What the task requires: Find the word "from" in the records below. List each line containing it.

Extracted information:
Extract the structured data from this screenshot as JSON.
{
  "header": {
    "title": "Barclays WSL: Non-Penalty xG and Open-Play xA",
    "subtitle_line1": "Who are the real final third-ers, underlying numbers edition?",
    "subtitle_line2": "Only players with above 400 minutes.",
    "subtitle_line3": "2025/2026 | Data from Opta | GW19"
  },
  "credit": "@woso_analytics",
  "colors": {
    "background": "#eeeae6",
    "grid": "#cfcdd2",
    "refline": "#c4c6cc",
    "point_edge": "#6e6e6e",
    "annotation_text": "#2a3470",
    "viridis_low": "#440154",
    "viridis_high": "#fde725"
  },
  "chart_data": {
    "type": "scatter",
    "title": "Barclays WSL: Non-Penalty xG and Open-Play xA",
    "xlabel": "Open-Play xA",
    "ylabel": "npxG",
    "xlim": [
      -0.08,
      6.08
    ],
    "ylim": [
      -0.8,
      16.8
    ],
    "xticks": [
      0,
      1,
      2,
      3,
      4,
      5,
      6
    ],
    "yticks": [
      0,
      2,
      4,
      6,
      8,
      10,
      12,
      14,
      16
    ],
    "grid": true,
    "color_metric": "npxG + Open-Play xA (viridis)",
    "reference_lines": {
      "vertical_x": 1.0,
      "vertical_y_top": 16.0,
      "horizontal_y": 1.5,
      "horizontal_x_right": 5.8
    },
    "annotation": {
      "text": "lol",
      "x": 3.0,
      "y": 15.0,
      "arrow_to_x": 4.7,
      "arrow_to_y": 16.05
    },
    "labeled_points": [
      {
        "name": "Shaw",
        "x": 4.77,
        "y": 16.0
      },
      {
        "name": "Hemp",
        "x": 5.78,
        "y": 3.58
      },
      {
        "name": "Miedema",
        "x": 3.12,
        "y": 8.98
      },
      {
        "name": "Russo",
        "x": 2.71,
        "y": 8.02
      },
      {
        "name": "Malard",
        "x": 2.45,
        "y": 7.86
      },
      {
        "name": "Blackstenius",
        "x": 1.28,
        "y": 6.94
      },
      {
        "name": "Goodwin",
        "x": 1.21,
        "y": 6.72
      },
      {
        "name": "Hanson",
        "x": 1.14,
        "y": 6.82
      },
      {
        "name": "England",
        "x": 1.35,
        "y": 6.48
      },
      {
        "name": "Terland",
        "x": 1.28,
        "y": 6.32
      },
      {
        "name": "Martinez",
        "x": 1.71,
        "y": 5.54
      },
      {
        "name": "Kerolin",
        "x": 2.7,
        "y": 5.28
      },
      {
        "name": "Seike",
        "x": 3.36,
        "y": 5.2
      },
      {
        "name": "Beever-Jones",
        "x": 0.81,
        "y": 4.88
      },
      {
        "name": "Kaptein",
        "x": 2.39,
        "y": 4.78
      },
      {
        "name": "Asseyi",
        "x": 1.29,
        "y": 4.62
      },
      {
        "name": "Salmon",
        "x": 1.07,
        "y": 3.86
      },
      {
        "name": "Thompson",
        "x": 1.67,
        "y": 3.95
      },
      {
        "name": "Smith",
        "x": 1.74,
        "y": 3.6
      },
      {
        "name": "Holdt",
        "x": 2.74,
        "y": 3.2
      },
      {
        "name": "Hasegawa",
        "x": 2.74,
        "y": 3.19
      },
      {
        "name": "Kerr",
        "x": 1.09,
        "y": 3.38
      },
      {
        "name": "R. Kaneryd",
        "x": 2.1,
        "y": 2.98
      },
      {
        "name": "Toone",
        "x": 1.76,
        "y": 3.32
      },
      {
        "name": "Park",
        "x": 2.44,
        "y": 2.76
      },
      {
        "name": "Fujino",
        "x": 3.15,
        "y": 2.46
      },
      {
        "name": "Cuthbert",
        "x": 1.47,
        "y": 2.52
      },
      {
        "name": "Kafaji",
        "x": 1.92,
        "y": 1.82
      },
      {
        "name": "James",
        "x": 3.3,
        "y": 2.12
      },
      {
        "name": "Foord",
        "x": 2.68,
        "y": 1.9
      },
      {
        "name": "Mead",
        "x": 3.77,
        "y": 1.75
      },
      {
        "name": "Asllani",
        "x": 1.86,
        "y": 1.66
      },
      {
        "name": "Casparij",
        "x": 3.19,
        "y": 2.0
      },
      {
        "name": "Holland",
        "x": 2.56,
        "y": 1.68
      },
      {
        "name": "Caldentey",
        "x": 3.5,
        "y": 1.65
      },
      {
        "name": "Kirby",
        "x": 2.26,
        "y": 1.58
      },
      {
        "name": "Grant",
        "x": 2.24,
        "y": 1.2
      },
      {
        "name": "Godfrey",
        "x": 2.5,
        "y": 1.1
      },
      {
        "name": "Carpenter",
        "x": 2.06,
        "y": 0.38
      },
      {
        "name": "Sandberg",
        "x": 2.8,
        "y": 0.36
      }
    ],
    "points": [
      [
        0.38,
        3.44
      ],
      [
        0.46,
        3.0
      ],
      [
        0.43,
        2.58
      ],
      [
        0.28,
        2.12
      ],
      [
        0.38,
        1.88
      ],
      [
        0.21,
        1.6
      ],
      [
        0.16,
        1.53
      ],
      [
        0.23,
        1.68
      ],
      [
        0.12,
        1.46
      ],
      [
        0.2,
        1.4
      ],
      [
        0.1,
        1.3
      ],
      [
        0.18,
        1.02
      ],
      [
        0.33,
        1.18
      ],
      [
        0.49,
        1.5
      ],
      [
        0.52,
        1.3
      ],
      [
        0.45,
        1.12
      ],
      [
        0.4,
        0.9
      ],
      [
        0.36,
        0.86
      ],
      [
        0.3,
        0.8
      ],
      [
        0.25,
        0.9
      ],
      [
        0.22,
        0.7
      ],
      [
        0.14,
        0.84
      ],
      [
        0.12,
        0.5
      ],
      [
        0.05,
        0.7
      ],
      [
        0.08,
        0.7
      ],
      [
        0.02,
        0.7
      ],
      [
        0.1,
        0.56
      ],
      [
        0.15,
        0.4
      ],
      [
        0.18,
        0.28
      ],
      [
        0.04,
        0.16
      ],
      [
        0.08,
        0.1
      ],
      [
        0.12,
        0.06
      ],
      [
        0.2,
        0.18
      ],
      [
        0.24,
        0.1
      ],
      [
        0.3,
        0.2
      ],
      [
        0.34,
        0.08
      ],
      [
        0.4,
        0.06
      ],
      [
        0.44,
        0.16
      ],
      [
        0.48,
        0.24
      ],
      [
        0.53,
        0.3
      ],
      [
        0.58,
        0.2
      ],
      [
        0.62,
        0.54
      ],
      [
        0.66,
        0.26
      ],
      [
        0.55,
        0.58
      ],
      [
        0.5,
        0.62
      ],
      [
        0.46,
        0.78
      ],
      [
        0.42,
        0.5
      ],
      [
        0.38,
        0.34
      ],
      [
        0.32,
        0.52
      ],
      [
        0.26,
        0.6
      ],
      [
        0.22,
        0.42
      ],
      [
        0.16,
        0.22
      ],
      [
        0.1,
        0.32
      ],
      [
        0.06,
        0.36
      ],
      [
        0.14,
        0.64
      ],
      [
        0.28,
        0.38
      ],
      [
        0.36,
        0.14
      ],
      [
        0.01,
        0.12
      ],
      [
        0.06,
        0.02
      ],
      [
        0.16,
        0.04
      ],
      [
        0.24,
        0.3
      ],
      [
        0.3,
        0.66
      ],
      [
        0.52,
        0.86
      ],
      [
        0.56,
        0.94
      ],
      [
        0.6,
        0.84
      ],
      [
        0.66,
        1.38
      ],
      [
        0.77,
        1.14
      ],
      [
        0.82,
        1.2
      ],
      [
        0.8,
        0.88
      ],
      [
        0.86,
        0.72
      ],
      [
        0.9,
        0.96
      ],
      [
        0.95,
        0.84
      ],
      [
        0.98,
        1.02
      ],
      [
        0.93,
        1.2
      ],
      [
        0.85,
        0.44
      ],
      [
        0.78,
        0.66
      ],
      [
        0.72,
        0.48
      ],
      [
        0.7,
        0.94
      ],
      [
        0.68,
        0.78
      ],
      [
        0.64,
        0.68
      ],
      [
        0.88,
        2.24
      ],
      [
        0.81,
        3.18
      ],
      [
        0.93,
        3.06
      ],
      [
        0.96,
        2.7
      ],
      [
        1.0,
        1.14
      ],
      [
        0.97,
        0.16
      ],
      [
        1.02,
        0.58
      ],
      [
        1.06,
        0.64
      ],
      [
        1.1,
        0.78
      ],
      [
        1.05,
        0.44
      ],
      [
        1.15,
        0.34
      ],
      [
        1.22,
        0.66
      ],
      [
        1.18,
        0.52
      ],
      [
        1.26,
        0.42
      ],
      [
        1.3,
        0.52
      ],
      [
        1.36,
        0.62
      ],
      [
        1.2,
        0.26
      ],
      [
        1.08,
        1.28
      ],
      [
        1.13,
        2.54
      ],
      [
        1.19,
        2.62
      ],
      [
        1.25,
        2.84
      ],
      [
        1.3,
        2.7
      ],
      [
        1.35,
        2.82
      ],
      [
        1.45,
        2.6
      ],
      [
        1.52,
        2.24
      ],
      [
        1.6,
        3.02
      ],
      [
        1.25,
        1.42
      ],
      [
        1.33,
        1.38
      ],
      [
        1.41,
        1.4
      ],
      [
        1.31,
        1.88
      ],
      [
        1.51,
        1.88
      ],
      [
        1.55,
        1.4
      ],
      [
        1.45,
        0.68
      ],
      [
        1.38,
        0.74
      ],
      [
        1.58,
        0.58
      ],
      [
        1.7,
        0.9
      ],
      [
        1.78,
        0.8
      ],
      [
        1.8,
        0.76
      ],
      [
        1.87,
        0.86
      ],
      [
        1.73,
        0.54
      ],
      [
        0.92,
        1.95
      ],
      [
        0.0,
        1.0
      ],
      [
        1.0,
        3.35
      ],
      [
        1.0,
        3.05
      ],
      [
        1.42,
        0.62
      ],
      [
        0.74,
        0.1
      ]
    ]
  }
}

Exercise response:
Extract the structured data from this screenshot as JSON.
    "subtitle_line3": "2025/2026 | Data from Opta | GW19"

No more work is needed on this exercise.